§ **Excerpted passage**
What is a cubic equation?

A cubic function is an polynomial of degree 3
- i.e. the highest power of $x$ is 3
A cubic equation can be written in the form
- $a x^{3} + b x^{2} + c x + d = 0$
Solving a cubic equation involves factorising the cubic function first.

How do I factorise a cubic function?

Factorising a cubic (function) combines the factor theorem with the method of polynomial division
The example below shows the steps for factorising a cubic

STEP 1
Use factor theorem.
Find a value $p$ such that $f (p) = 0$ .

STEP 2
Use polynomial division.
Divide $f (x)$ by $(x - p)$ .
(It is possible to do this step 'by inspection', see the worked example below)

STEP 3
Use the result of your division to write $f (x) = (x - p) (a x^{2} + b x + c)$ .

STEP 4
If the quadratic $(a x^{2} + b x + c)$ can be factorised, do so.
$f (x)$ can then be written as the product of three linear factors.
If the quadratic cannot be factorised, then the result from STEP 3 is the final factorisation.

How do I solve a cubic equation?

A cubic equation will have either 1, 2 or 3 (real) solutions
- (The cubic function will have either 1, 2 or 3 (real) roots)

§ **Provided material**
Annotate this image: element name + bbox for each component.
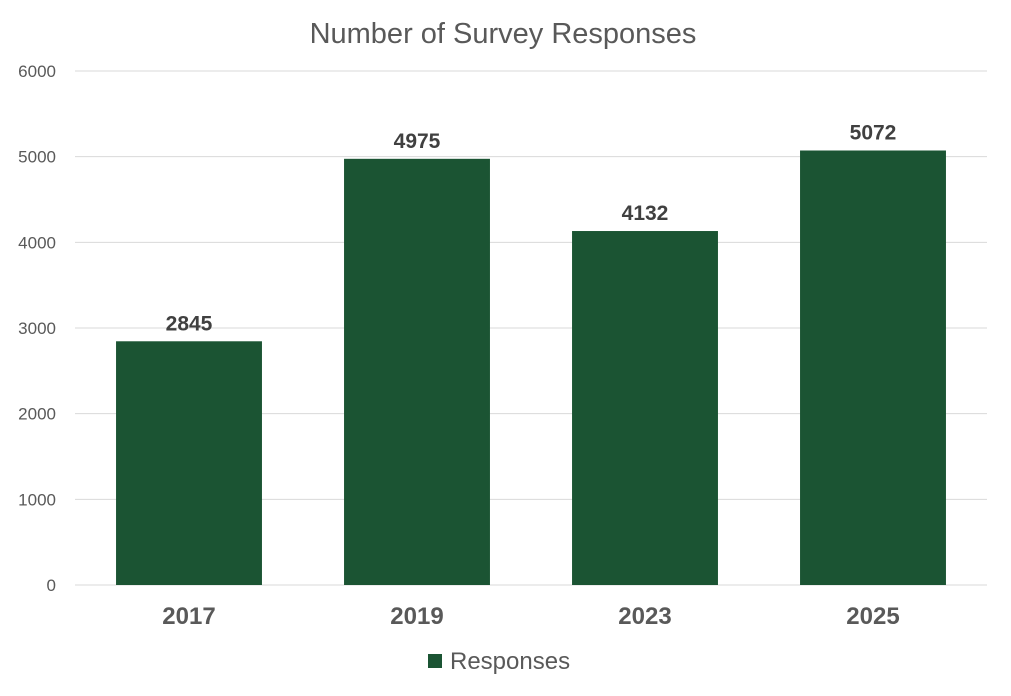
y-tick-label-6000: 6000 <box>18 62 56 81</box>
y-tick-label-4000: 4000 <box>18 233 56 252</box>
data-label-2025: 5072 <box>850 121 897 144</box>
x-tick-label-2019: 2019 <box>390 603 443 630</box>
legend: Responses <box>428 648 570 675</box>
data-label-2017: 2845 <box>166 312 213 335</box>
y-tick-label-1000: 1000 <box>18 490 56 509</box>
legend-label: Responses <box>450 648 570 675</box>
data-label-2023: 4132 <box>622 202 669 225</box>
legend-swatch <box>428 654 442 668</box>
y-tick-label-0: 0 <box>47 576 56 595</box>
y-tick-label-2000: 2000 <box>18 405 56 424</box>
chart-title: Number of Survey Responses <box>310 18 697 50</box>
bars <box>116 150 946 586</box>
y-tick-label-5000: 5000 <box>18 148 56 167</box>
y-tick-label-3000: 3000 <box>18 319 56 338</box>
x-tick-label-2025: 2025 <box>846 603 899 630</box>
bar-2019 <box>344 158 490 585</box>
bar-2025 <box>800 150 946 586</box>
x-tick-label-2023: 2023 <box>618 603 671 630</box>
bar-2023 <box>572 231 718 585</box>
y-axis-ticks: 0 1000 2000 3000 4000 5000 6000 <box>18 62 56 595</box>
bar-2017 <box>116 341 262 585</box>
x-tick-label-2017: 2017 <box>162 603 215 630</box>
x-axis-ticks: 2017 2019 2023 2025 <box>162 603 899 630</box>
data-label-2019: 4975 <box>394 130 441 153</box>
data-labels: 2845 4975 4132 5072 <box>166 121 897 335</box>
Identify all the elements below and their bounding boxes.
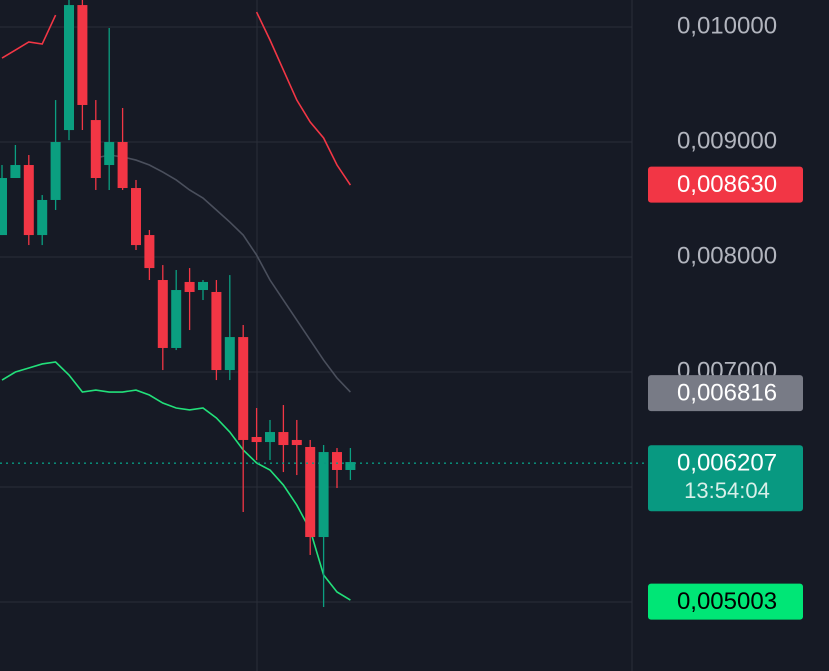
price-badge — [648, 166, 803, 203]
candle-body — [37, 199, 48, 236]
candle-body — [104, 142, 115, 166]
candle-body — [117, 142, 128, 189]
indicator-line — [1, 11, 352, 186]
candle-body — [0, 178, 7, 236]
candle-body — [251, 436, 262, 443]
price-badge — [648, 583, 803, 620]
countdown-label: 13:54:04 — [684, 478, 770, 503]
indicator-line — [1, 361, 351, 601]
candle-body — [131, 188, 141, 246]
candle-body — [198, 281, 208, 291]
candle-body — [318, 452, 329, 538]
price-badge-label: 0,006816 — [677, 380, 777, 407]
candle-body — [332, 452, 342, 470]
price-badge-label: 0,005003 — [677, 588, 777, 615]
candle-body — [224, 337, 235, 371]
candle-body — [23, 165, 34, 236]
candle-body — [171, 290, 182, 348]
candle-body — [265, 432, 275, 443]
plot — [0, 0, 648, 607]
candle-body — [278, 432, 289, 446]
candle-body — [10, 165, 21, 179]
candle-body — [50, 142, 61, 200]
y-tick-label: 0,009000 — [677, 127, 777, 154]
candle-body — [90, 120, 101, 179]
price-badge — [648, 445, 803, 512]
candle-body — [157, 280, 168, 348]
candle-body — [77, 5, 88, 105]
price-badge — [648, 375, 803, 412]
indicator-line — [95, 154, 351, 393]
candle-body — [238, 337, 249, 440]
candle-body — [144, 235, 155, 269]
price-badge-label: 0,006207 — [677, 450, 777, 477]
price-badge-label: 0,008630 — [677, 171, 777, 198]
y-tick-label: 0,010000 — [677, 12, 777, 39]
y-tick-label: 0,008000 — [677, 242, 777, 269]
candle-body — [184, 281, 195, 292]
candle-body — [305, 446, 316, 538]
candle-body — [64, 5, 74, 131]
candle-body — [211, 291, 222, 371]
price-axis: 0,0050000,0060000,0070000,0080000,009000… — [648, 12, 803, 620]
candle-body — [345, 462, 356, 470]
candle-body — [291, 439, 302, 446]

§ **Task brief**
Copy out the full passage on cubic equations above, word for word and line by line.

§ **Result of the task**
What is a cubic equation?

A cubic function is an polynomial of degree 3
- i.e. the highest power of $x$ is 3
A cubic equation can be written in the form
- $a x^{3} + b x^{2} + c x + d = 0$
Solving a cubic equation involves factorising the cubic function first.

How do I factorise a cubic function?

Factorising a cubic (function) combines the factor theorem with the method of polynomial division
The example below shows the steps for factorising a cubic

STEP 1
Use factor theorem.
Find a value $p$ such that $f (p) = 0$ .

STEP 2
Use polynomial division.
Divide $f (x)$ by $(x - p)$ .
(It is possible to do this step 'by inspection', see the worked example below)

STEP 3
Use the result of your division to write $f (x) = (x - p) (a x^{2} + b x + c)$ .

STEP 4
If the quadratic $(a x^{2} + b x + c)$ can be factorised, do so.
$f (x)$ can then be written as the product of three linear factors.
If the quadratic cannot be factorised, then the result from STEP 3 is the final factorisation.

How do I solve a cubic equation?

A cubic equation will have either 1, 2 or 3 (real) solutions
- (The cubic function will have either 1, 2 or 3 (real) roots)